Data extracted from a collection:
☆ ☆ ☆ ☆ ☆ ☆ ☆
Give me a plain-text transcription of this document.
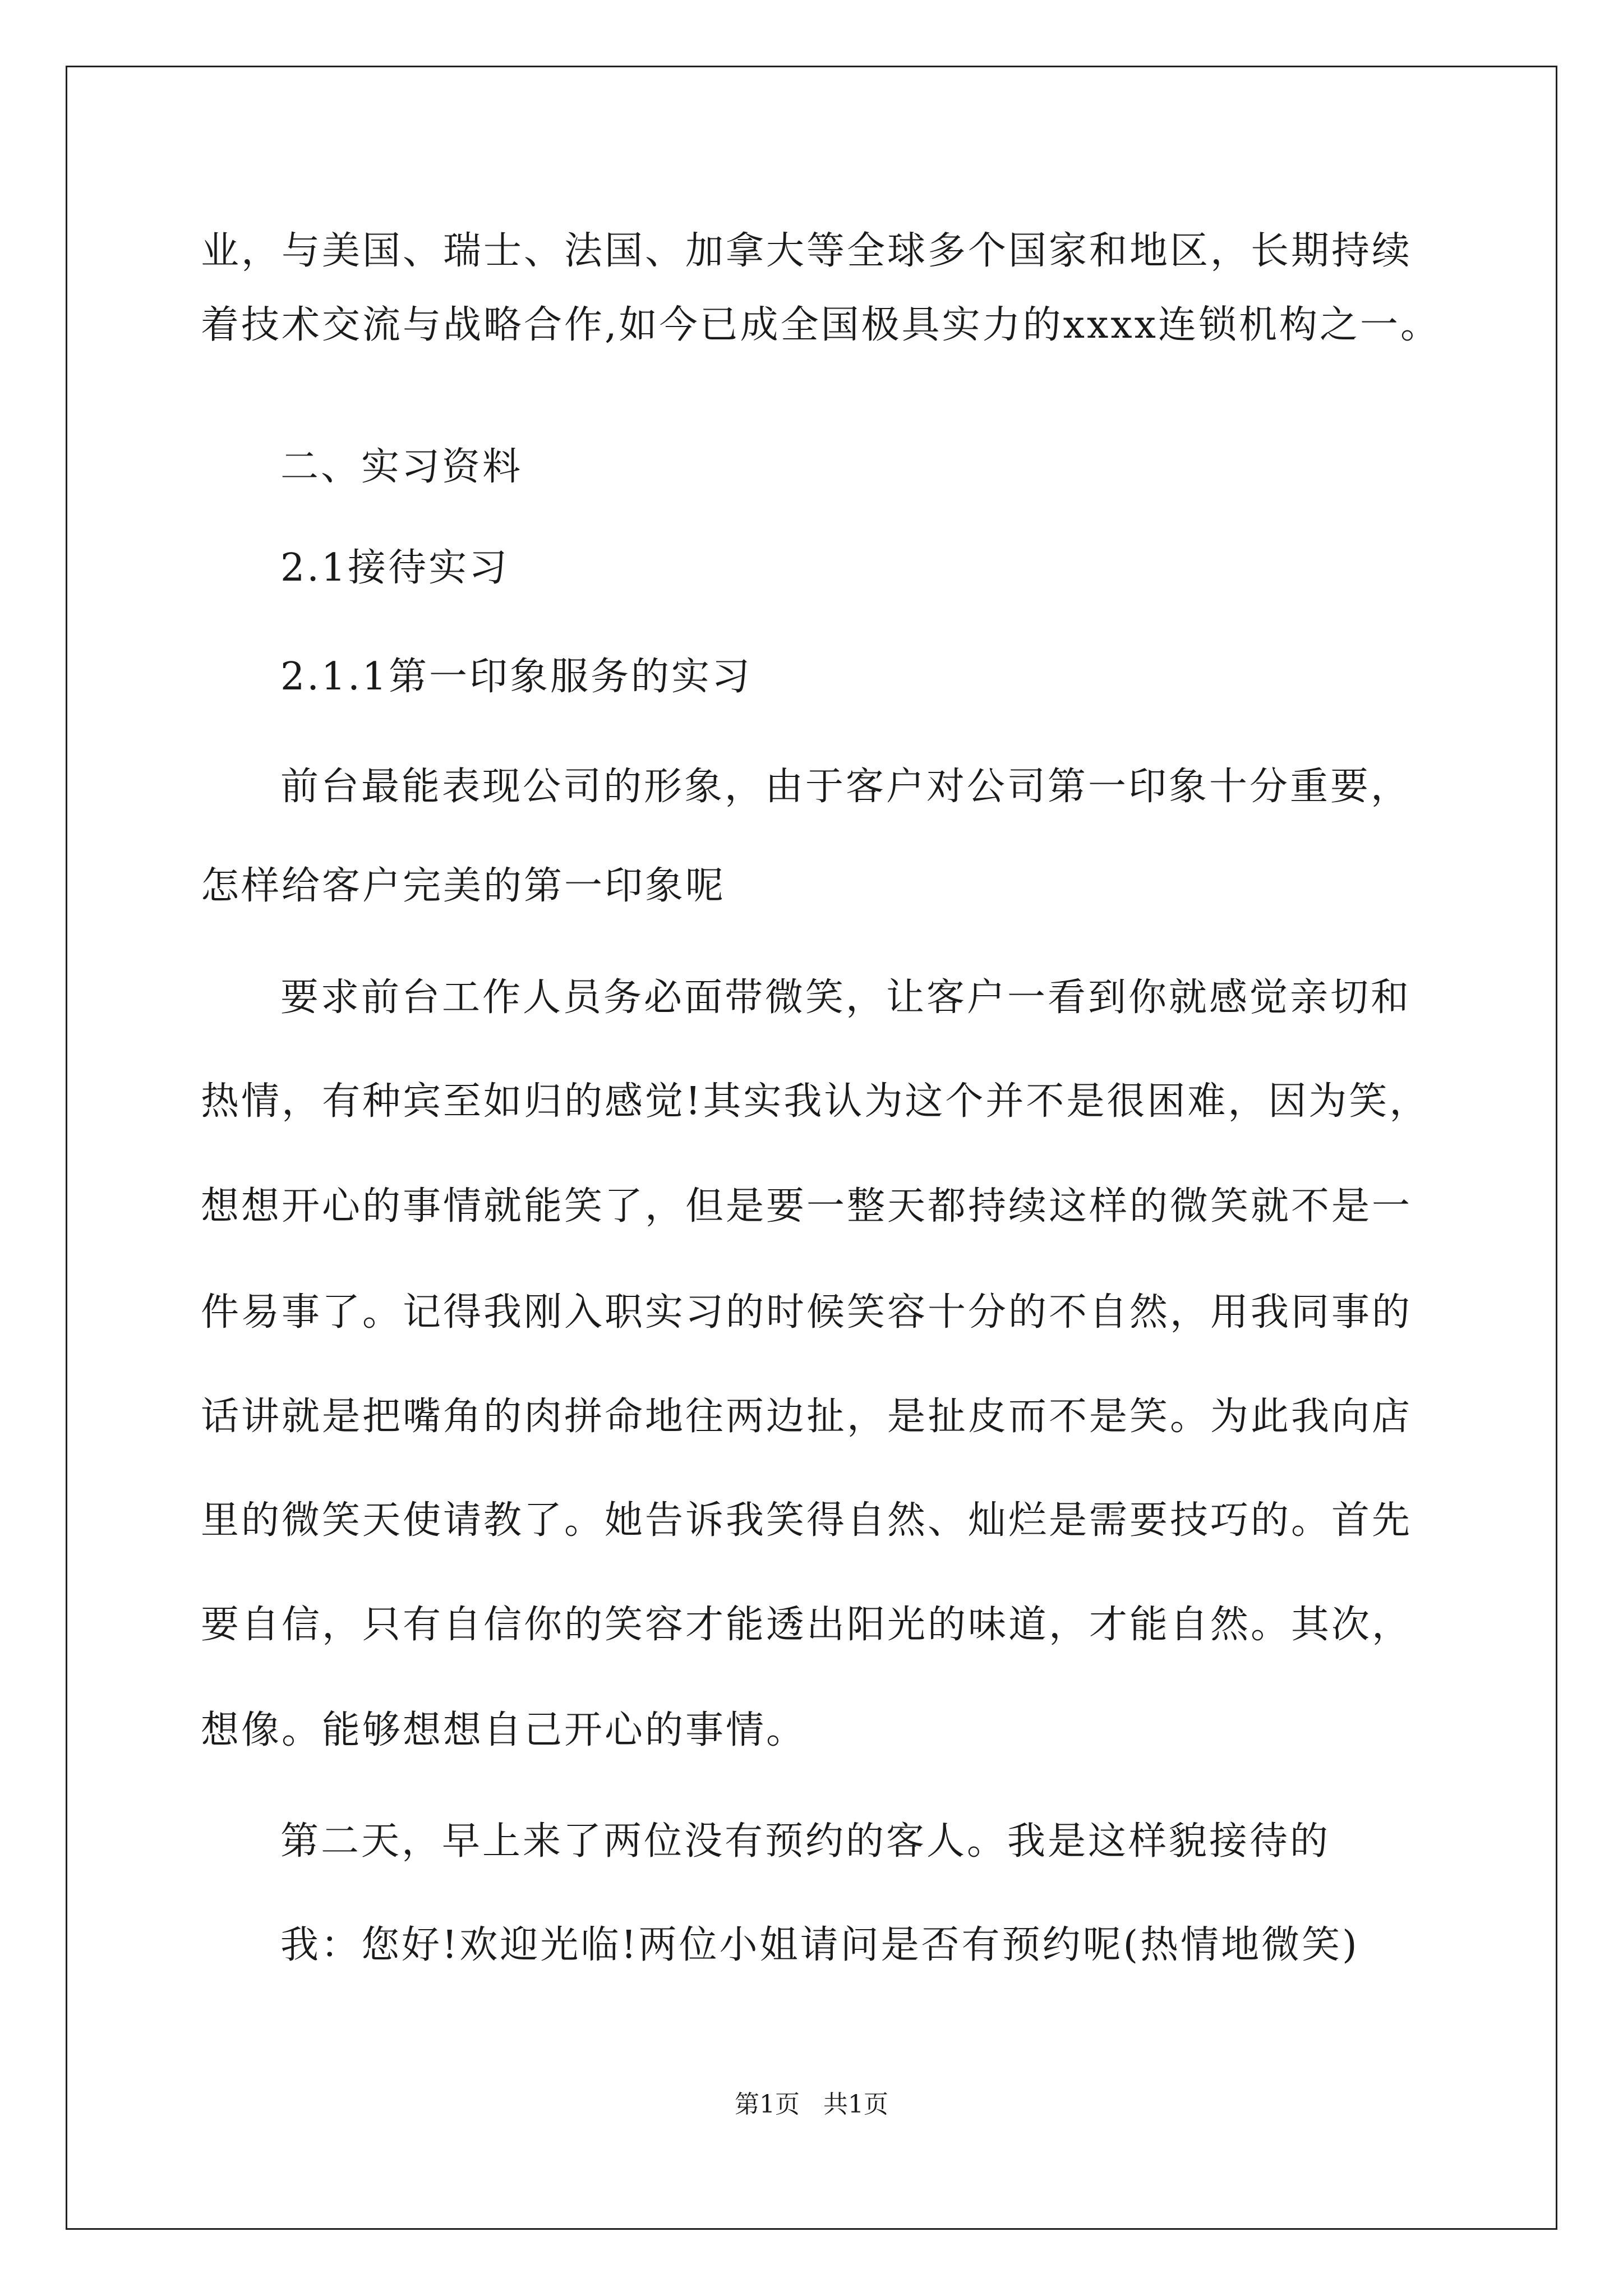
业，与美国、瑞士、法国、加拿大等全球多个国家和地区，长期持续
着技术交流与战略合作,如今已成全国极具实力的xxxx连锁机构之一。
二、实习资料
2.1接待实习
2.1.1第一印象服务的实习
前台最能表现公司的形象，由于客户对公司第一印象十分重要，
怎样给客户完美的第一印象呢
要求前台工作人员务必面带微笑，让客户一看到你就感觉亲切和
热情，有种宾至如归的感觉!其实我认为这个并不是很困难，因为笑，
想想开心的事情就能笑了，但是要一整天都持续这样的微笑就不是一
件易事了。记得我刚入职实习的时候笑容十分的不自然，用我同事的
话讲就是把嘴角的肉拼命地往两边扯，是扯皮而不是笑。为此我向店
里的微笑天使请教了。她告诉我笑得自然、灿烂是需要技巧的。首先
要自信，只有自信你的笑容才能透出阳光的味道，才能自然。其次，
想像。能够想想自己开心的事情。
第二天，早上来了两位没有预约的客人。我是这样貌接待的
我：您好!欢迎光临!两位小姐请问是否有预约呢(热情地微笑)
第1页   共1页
☆ ☆ ☆ ☆ ☆ ☆ ☆
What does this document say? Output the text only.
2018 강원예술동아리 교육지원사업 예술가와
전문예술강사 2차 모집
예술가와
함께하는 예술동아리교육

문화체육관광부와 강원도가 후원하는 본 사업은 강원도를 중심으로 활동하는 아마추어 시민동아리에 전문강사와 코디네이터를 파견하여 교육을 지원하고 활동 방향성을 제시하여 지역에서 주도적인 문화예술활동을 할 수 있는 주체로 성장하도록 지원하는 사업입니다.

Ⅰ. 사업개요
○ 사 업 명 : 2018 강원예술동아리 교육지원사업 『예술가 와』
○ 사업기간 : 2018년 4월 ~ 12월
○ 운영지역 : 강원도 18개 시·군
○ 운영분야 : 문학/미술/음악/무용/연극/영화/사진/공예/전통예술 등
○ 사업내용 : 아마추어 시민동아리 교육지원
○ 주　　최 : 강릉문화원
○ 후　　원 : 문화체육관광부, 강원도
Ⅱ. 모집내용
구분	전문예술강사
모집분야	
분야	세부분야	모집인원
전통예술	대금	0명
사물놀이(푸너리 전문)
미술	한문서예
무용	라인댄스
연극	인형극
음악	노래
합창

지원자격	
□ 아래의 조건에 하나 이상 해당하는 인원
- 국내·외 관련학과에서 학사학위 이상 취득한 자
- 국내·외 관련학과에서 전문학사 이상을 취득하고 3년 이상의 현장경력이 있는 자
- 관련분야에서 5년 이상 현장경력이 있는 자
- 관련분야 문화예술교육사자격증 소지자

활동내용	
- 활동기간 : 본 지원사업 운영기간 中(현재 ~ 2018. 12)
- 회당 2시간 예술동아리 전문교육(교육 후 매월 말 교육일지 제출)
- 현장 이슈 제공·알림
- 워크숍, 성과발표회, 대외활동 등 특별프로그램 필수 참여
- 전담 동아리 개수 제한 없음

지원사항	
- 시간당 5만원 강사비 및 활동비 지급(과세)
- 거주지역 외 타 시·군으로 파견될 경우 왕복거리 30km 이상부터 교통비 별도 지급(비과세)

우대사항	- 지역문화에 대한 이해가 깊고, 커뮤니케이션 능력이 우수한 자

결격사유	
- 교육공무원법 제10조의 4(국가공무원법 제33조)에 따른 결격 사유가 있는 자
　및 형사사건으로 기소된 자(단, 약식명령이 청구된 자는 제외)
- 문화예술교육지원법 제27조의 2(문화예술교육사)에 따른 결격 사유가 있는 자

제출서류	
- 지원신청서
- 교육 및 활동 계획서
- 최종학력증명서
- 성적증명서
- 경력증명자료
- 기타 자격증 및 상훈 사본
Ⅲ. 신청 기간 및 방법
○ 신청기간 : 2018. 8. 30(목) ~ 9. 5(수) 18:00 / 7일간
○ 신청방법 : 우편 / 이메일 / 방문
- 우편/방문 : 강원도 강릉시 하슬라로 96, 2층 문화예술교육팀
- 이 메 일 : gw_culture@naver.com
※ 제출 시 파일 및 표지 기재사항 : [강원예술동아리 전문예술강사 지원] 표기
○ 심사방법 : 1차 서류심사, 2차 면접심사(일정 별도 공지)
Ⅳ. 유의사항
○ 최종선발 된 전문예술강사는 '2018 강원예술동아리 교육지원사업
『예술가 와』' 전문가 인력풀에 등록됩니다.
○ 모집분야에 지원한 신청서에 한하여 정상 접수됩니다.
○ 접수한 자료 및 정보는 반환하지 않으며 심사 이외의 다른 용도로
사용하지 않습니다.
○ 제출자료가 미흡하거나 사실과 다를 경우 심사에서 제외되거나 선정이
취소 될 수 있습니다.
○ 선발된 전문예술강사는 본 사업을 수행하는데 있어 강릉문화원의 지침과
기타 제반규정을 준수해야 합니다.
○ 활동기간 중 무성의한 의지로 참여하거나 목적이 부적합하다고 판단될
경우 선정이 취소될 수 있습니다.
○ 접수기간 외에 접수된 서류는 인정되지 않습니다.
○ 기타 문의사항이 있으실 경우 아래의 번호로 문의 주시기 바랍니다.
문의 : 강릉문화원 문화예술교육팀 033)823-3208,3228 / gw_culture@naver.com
☆ ☆ ☆ ☆ ☆ ☆ ☆
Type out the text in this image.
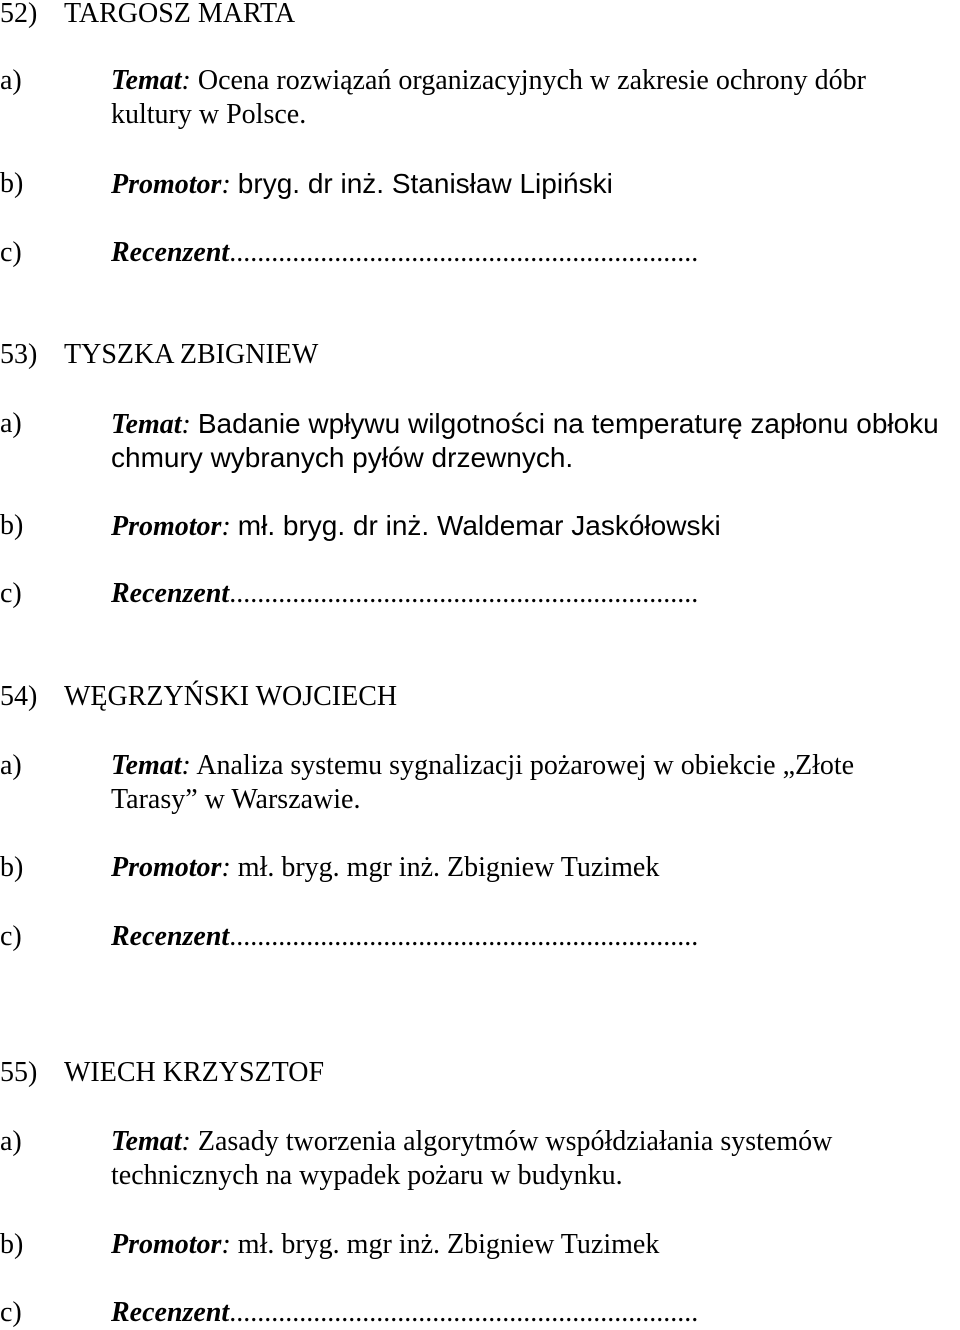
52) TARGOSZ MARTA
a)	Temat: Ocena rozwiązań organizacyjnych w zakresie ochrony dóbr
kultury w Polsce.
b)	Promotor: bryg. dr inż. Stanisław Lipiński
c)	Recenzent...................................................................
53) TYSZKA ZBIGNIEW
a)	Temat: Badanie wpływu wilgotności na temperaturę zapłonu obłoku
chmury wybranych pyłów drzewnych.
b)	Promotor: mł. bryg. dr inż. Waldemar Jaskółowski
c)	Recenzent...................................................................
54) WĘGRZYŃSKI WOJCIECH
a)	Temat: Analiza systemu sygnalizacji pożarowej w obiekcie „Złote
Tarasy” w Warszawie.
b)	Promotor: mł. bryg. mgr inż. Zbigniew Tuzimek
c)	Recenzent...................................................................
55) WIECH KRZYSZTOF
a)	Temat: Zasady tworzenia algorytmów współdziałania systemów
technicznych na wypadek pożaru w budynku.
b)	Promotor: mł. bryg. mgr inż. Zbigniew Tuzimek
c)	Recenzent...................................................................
☆ ☆ ☆ ☆ ☆ ☆ ☆
Exercise goal =>
Identify each line in the entries with the word "document" and copy it.

Correct result =>
Give me a plain-text transcription of this document.
What does this document say? Output the text only.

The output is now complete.